* Directions for this task *
Wherever the string "name" appears in a line, extract that line.
── Items
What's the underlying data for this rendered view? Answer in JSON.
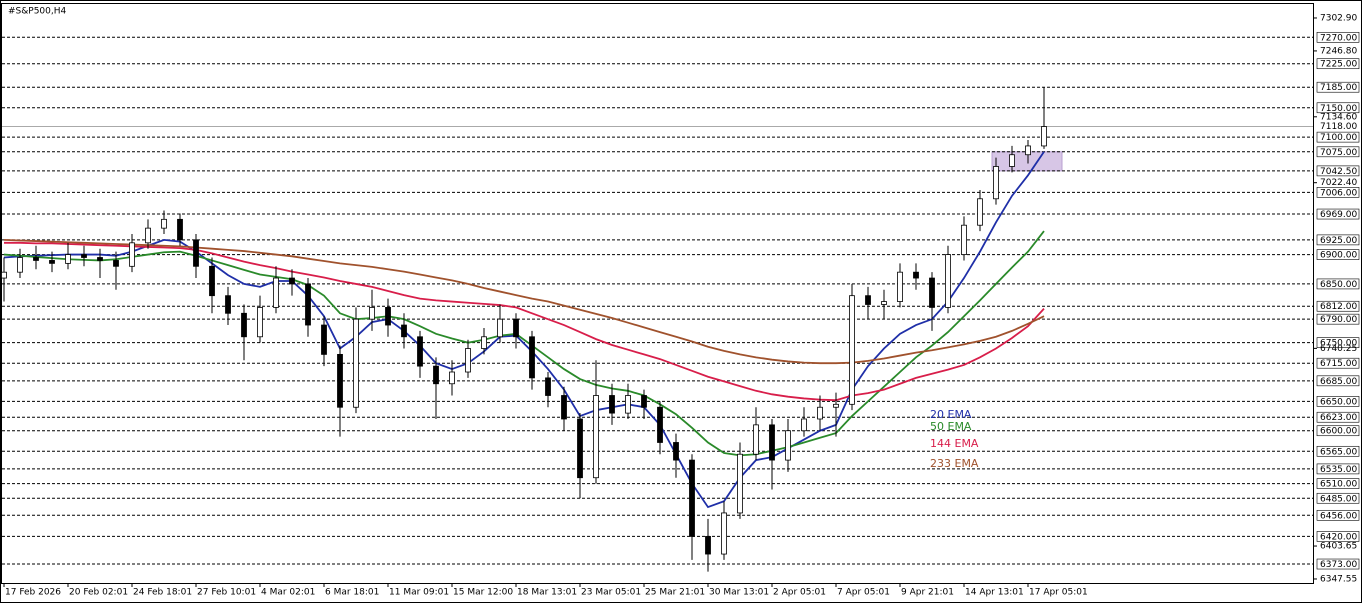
{
  "chart_data": {
    "type": "candlestick",
    "title": "#S&P500,H4",
    "categories": [
      "17 Feb 2026",
      null,
      null,
      null,
      "20 Feb 02:01",
      null,
      null,
      null,
      "24 Feb 18:01",
      null,
      null,
      null,
      "27 Feb 10:01",
      null,
      null,
      null,
      "4 Mar 02:01",
      null,
      null,
      null,
      "6 Mar 18:01",
      null,
      null,
      null,
      "11 Mar 09:01",
      null,
      null,
      null,
      "15 Mar 12:00",
      null,
      null,
      null,
      "18 Mar 13:01",
      null,
      null,
      null,
      "23 Mar 05:01",
      null,
      null,
      null,
      "25 Mar 21:01",
      null,
      null,
      null,
      "30 Mar 13:01",
      null,
      null,
      null,
      "2 Apr 05:01",
      null,
      null,
      null,
      "7 Apr 05:01",
      null,
      null,
      null,
      "9 Apr 21:01",
      null,
      null,
      null,
      "14 Apr 13:01",
      null,
      null,
      null,
      "17 Apr 05:01",
      null
    ],
    "ohlc": [
      [
        6860,
        6895,
        6820,
        6870
      ],
      [
        6870,
        6910,
        6860,
        6895
      ],
      [
        6895,
        6915,
        6875,
        6890
      ],
      [
        6890,
        6905,
        6870,
        6885
      ],
      [
        6885,
        6920,
        6875,
        6900
      ],
      [
        6900,
        6915,
        6880,
        6895
      ],
      [
        6895,
        6910,
        6860,
        6890
      ],
      [
        6890,
        6905,
        6840,
        6880
      ],
      [
        6880,
        6935,
        6870,
        6920
      ],
      [
        6920,
        6960,
        6910,
        6945
      ],
      [
        6945,
        6975,
        6935,
        6960
      ],
      [
        6960,
        6970,
        6915,
        6925
      ],
      [
        6925,
        6935,
        6860,
        6880
      ],
      [
        6880,
        6895,
        6800,
        6830
      ],
      [
        6830,
        6845,
        6780,
        6800
      ],
      [
        6800,
        6815,
        6720,
        6760
      ],
      [
        6760,
        6830,
        6750,
        6810
      ],
      [
        6810,
        6880,
        6800,
        6860
      ],
      [
        6860,
        6875,
        6830,
        6850
      ],
      [
        6850,
        6860,
        6760,
        6780
      ],
      [
        6780,
        6795,
        6710,
        6730
      ],
      [
        6730,
        6745,
        6590,
        6640
      ],
      [
        6640,
        6810,
        6630,
        6790
      ],
      [
        6790,
        6840,
        6770,
        6810
      ],
      [
        6810,
        6825,
        6760,
        6780
      ],
      [
        6780,
        6800,
        6740,
        6760
      ],
      [
        6760,
        6770,
        6690,
        6710
      ],
      [
        6710,
        6725,
        6620,
        6680
      ],
      [
        6680,
        6720,
        6660,
        6700
      ],
      [
        6700,
        6755,
        6690,
        6740
      ],
      [
        6740,
        6775,
        6730,
        6760
      ],
      [
        6760,
        6815,
        6750,
        6790
      ],
      [
        6790,
        6800,
        6740,
        6760
      ],
      [
        6760,
        6770,
        6670,
        6690
      ],
      [
        6690,
        6700,
        6640,
        6660
      ],
      [
        6660,
        6675,
        6600,
        6620
      ],
      [
        6620,
        6630,
        6485,
        6520
      ],
      [
        6520,
        6720,
        6510,
        6660
      ],
      [
        6660,
        6680,
        6610,
        6630
      ],
      [
        6630,
        6680,
        6620,
        6660
      ],
      [
        6660,
        6670,
        6620,
        6640
      ],
      [
        6640,
        6650,
        6560,
        6580
      ],
      [
        6580,
        6595,
        6520,
        6550
      ],
      [
        6550,
        6560,
        6380,
        6420
      ],
      [
        6420,
        6450,
        6360,
        6390
      ],
      [
        6390,
        6480,
        6380,
        6460
      ],
      [
        6460,
        6580,
        6450,
        6560
      ],
      [
        6560,
        6640,
        6550,
        6610
      ],
      [
        6610,
        6620,
        6500,
        6550
      ],
      [
        6550,
        6620,
        6530,
        6600
      ],
      [
        6600,
        6640,
        6590,
        6620
      ],
      [
        6620,
        6660,
        6600,
        6640
      ],
      [
        6640,
        6665,
        6590,
        6645
      ],
      [
        6645,
        6850,
        6635,
        6830
      ],
      [
        6830,
        6845,
        6790,
        6815
      ],
      [
        6815,
        6840,
        6790,
        6820
      ],
      [
        6820,
        6885,
        6810,
        6870
      ],
      [
        6870,
        6885,
        6840,
        6860
      ],
      [
        6860,
        6870,
        6770,
        6810
      ],
      [
        6810,
        6915,
        6800,
        6900
      ],
      [
        6900,
        6965,
        6890,
        6950
      ],
      [
        6950,
        7010,
        6940,
        6995
      ],
      [
        6995,
        7065,
        6985,
        7050
      ],
      [
        7050,
        7085,
        7040,
        7070
      ],
      [
        7070,
        7095,
        7055,
        7085
      ],
      [
        7085,
        7185,
        7080,
        7118
      ]
    ],
    "up_color": "#ffffff",
    "down_color": "#000000",
    "wick_color": "#000000",
    "series": [
      {
        "name": "20 EMA",
        "color": "#1f2fa8",
        "values": [
          6895,
          6897,
          6898,
          6899,
          6900,
          6900,
          6900,
          6898,
          6905,
          6915,
          6925,
          6922,
          6905,
          6885,
          6865,
          6850,
          6845,
          6855,
          6855,
          6830,
          6795,
          6740,
          6760,
          6785,
          6790,
          6770,
          6745,
          6715,
          6705,
          6715,
          6735,
          6760,
          6762,
          6735,
          6705,
          6670,
          6625,
          6635,
          6640,
          6645,
          6640,
          6610,
          6560,
          6510,
          6470,
          6480,
          6520,
          6550,
          6555,
          6570,
          6585,
          6600,
          6610,
          6670,
          6710,
          6740,
          6765,
          6780,
          6790,
          6820,
          6860,
          6905,
          6955,
          7000,
          7035,
          7075
        ]
      },
      {
        "name": "50 EMA",
        "color": "#2a8a2a",
        "values": [
          6900,
          6898,
          6896,
          6894,
          6892,
          6891,
          6890,
          6892,
          6896,
          6900,
          6904,
          6905,
          6898,
          6890,
          6882,
          6874,
          6866,
          6862,
          6858,
          6848,
          6830,
          6800,
          6790,
          6792,
          6795,
          6790,
          6778,
          6765,
          6757,
          6750,
          6755,
          6762,
          6765,
          6745,
          6725,
          6705,
          6688,
          6678,
          6672,
          6668,
          6660,
          6645,
          6628,
          6605,
          6580,
          6562,
          6558,
          6560,
          6566,
          6572,
          6580,
          6588,
          6596,
          6625,
          6650,
          6675,
          6700,
          6725,
          6745,
          6768,
          6795,
          6822,
          6850,
          6878,
          6905,
          6940
        ]
      },
      {
        "name": "144 EMA",
        "color": "#d81e4a",
        "values": [
          6920,
          6920,
          6919,
          6919,
          6918,
          6917,
          6916,
          6915,
          6914,
          6913,
          6912,
          6911,
          6908,
          6902,
          6895,
          6888,
          6882,
          6877,
          6871,
          6866,
          6861,
          6855,
          6850,
          6845,
          6838,
          6831,
          6825,
          6822,
          6820,
          6818,
          6816,
          6814,
          6810,
          6800,
          6790,
          6780,
          6768,
          6756,
          6746,
          6738,
          6730,
          6722,
          6712,
          6702,
          6692,
          6684,
          6676,
          6668,
          6662,
          6658,
          6655,
          6653,
          6652,
          6660,
          6664,
          6670,
          6680,
          6690,
          6697,
          6704,
          6712,
          6725,
          6740,
          6758,
          6778,
          6808
        ]
      },
      {
        "name": "233 EMA",
        "color": "#a0522d",
        "values": [
          6925,
          6924,
          6923,
          6922,
          6921,
          6920,
          6919,
          6918,
          6917,
          6916,
          6915,
          6914,
          6912,
          6910,
          6908,
          6906,
          6903,
          6900,
          6897,
          6893,
          6889,
          6885,
          6882,
          6879,
          6875,
          6871,
          6866,
          6861,
          6856,
          6850,
          6843,
          6837,
          6831,
          6825,
          6820,
          6813,
          6806,
          6799,
          6792,
          6784,
          6776,
          6768,
          6760,
          6752,
          6743,
          6736,
          6730,
          6725,
          6721,
          6718,
          6716,
          6715,
          6715,
          6716,
          6719,
          6723,
          6728,
          6733,
          6737,
          6742,
          6747,
          6753,
          6760,
          6770,
          6782,
          6795
        ]
      }
    ],
    "ylim": [
      6340.7,
      7326.7
    ],
    "yticks": [
      {
        "value": 7302.9,
        "label": "7302.90"
      },
      {
        "value": 7246.8,
        "label": "7246.80"
      },
      {
        "value": 7134.6,
        "label": "7134.60"
      },
      {
        "value": 7022.4,
        "label": "7022.40"
      },
      {
        "value": 6740.25,
        "label": "6740.25"
      },
      {
        "value": 6403.65,
        "label": "6403.65"
      },
      {
        "value": 6347.55,
        "label": "6347.55"
      }
    ],
    "levels": [
      {
        "value": 7270,
        "label": "7270.00"
      },
      {
        "value": 7225,
        "label": "7225.00"
      },
      {
        "value": 7185,
        "label": "7185.00"
      },
      {
        "value": 7150,
        "label": "7150.00"
      },
      {
        "value": 7100,
        "label": "7100.00"
      },
      {
        "value": 7075,
        "label": "7075.00"
      },
      {
        "value": 7042.5,
        "label": "7042.50"
      },
      {
        "value": 7006,
        "label": "7006.00"
      },
      {
        "value": 6969,
        "label": "6969.00"
      },
      {
        "value": 6925,
        "label": "6925.00"
      },
      {
        "value": 6900,
        "label": "6900.00"
      },
      {
        "value": 6850,
        "label": "6850.00"
      },
      {
        "value": 6812,
        "label": "6812.00"
      },
      {
        "value": 6790,
        "label": "6790.00"
      },
      {
        "value": 6750,
        "label": "6750.00"
      },
      {
        "value": 6715,
        "label": "6715.00"
      },
      {
        "value": 6685,
        "label": "6685.00"
      },
      {
        "value": 6650,
        "label": "6650.00"
      },
      {
        "value": 6623,
        "label": "6623.00"
      },
      {
        "value": 6600,
        "label": "6600.00"
      },
      {
        "value": 6565,
        "label": "6565.00"
      },
      {
        "value": 6535,
        "label": "6535.00"
      },
      {
        "value": 6510,
        "label": "6510.00"
      },
      {
        "value": 6485,
        "label": "6485.00"
      },
      {
        "value": 6456,
        "label": "6456.00"
      },
      {
        "value": 6420,
        "label": "6420.00"
      },
      {
        "value": 6373,
        "label": "6373.00"
      }
    ],
    "price_line": {
      "value": 7118,
      "label": "7118.00"
    },
    "zone": {
      "low": 7042.5,
      "high": 7075,
      "color": "#d7c6e6"
    }
  }
}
────
* Task solution *
        "name": "20 EMA",
        "name": "50 EMA",
        "name": "144 EMA",
        "name": "233 EMA",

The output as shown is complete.